Dataset excerpt:

:::

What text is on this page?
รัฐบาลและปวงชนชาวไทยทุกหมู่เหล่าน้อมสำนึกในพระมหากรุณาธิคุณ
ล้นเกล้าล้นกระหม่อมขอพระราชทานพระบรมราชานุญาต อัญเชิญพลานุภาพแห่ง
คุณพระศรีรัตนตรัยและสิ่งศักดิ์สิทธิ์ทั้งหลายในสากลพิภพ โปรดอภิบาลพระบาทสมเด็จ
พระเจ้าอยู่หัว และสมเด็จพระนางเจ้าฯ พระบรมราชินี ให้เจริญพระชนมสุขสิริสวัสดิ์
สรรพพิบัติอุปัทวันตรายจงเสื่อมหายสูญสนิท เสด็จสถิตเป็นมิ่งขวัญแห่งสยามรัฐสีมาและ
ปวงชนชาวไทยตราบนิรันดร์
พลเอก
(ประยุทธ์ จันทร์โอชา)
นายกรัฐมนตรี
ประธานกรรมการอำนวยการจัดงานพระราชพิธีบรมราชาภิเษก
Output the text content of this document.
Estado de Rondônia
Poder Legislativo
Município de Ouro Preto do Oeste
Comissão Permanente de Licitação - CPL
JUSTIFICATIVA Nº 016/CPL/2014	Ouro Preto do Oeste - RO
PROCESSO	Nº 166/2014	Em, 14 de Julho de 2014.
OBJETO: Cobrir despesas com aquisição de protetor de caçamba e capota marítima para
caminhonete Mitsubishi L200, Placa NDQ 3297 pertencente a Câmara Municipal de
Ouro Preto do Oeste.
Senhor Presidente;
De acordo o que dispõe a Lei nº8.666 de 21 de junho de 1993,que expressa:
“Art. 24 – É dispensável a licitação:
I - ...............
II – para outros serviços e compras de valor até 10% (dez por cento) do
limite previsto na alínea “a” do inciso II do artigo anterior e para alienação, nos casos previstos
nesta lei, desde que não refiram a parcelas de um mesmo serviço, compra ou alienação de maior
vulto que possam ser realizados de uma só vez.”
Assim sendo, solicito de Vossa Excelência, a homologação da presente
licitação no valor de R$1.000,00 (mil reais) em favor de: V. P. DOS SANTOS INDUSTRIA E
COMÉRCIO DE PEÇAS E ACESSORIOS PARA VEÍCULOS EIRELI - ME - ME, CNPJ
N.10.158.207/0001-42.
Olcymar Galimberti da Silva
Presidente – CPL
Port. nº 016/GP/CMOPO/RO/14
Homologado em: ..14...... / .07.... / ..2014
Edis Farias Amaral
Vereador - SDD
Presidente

:::

Requirements:
Transcribe all the entries, keeping each one exactly as it is.

Correct result:
What text is on this page?
รัฐบาลและปวงชนชาวไทยทุกหมู่เหล่าน้อมสำนึกในพระมหากรุณาธิคุณ
ล้นเกล้าล้นกระหม่อมขอพระราชทานพระบรมราชานุญาต อัญเชิญพลานุภาพแห่ง
คุณพระศรีรัตนตรัยและสิ่งศักดิ์สิทธิ์ทั้งหลายในสากลพิภพ โปรดอภิบาลพระบาทสมเด็จ
พระเจ้าอยู่หัว และสมเด็จพระนางเจ้าฯ พระบรมราชินี ให้เจริญพระชนมสุขสิริสวัสดิ์
สรรพพิบัติอุปัทวันตรายจงเสื่อมหายสูญสนิท เสด็จสถิตเป็นมิ่งขวัญแห่งสยามรัฐสีมาและ
ปวงชนชาวไทยตราบนิรันดร์
พลเอก
(ประยุทธ์ จันทร์โอชา)
นายกรัฐมนตรี
ประธานกรรมการอำนวยการจัดงานพระราชพิธีบรมราชาภิเษก
Output the text content of this document.
Estado de Rondônia
Poder Legislativo
Município de Ouro Preto do Oeste
Comissão Permanente de Licitação - CPL
JUSTIFICATIVA Nº 016/CPL/2014	Ouro Preto do Oeste - RO
PROCESSO	Nº 166/2014	Em, 14 de Julho de 2014.
OBJETO: Cobrir despesas com aquisição de protetor de caçamba e capota marítima para
caminhonete Mitsubishi L200, Placa NDQ 3297 pertencente a Câmara Municipal de
Ouro Preto do Oeste.
Senhor Presidente;
De acordo o que dispõe a Lei nº8.666 de 21 de junho de 1993,que expressa:
“Art. 24 – É dispensável a licitação:
I - ...............
II – para outros serviços e compras de valor até 10% (dez por cento) do
limite previsto na alínea “a” do inciso II do artigo anterior e para alienação, nos casos previstos
nesta lei, desde que não refiram a parcelas de um mesmo serviço, compra ou alienação de maior
vulto que possam ser realizados de uma só vez.”
Assim sendo, solicito de Vossa Excelência, a homologação da presente
licitação no valor de R$1.000,00 (mil reais) em favor de: V. P. DOS SANTOS INDUSTRIA E
COMÉRCIO DE PEÇAS E ACESSORIOS PARA VEÍCULOS EIRELI - ME - ME, CNPJ
N.10.158.207/0001-42.
Olcymar Galimberti da Silva
Presidente – CPL
Port. nº 016/GP/CMOPO/RO/14
Homologado em: ..14...... / .07.... / ..2014
Edis Farias Amaral
Vereador - SDD
Presidente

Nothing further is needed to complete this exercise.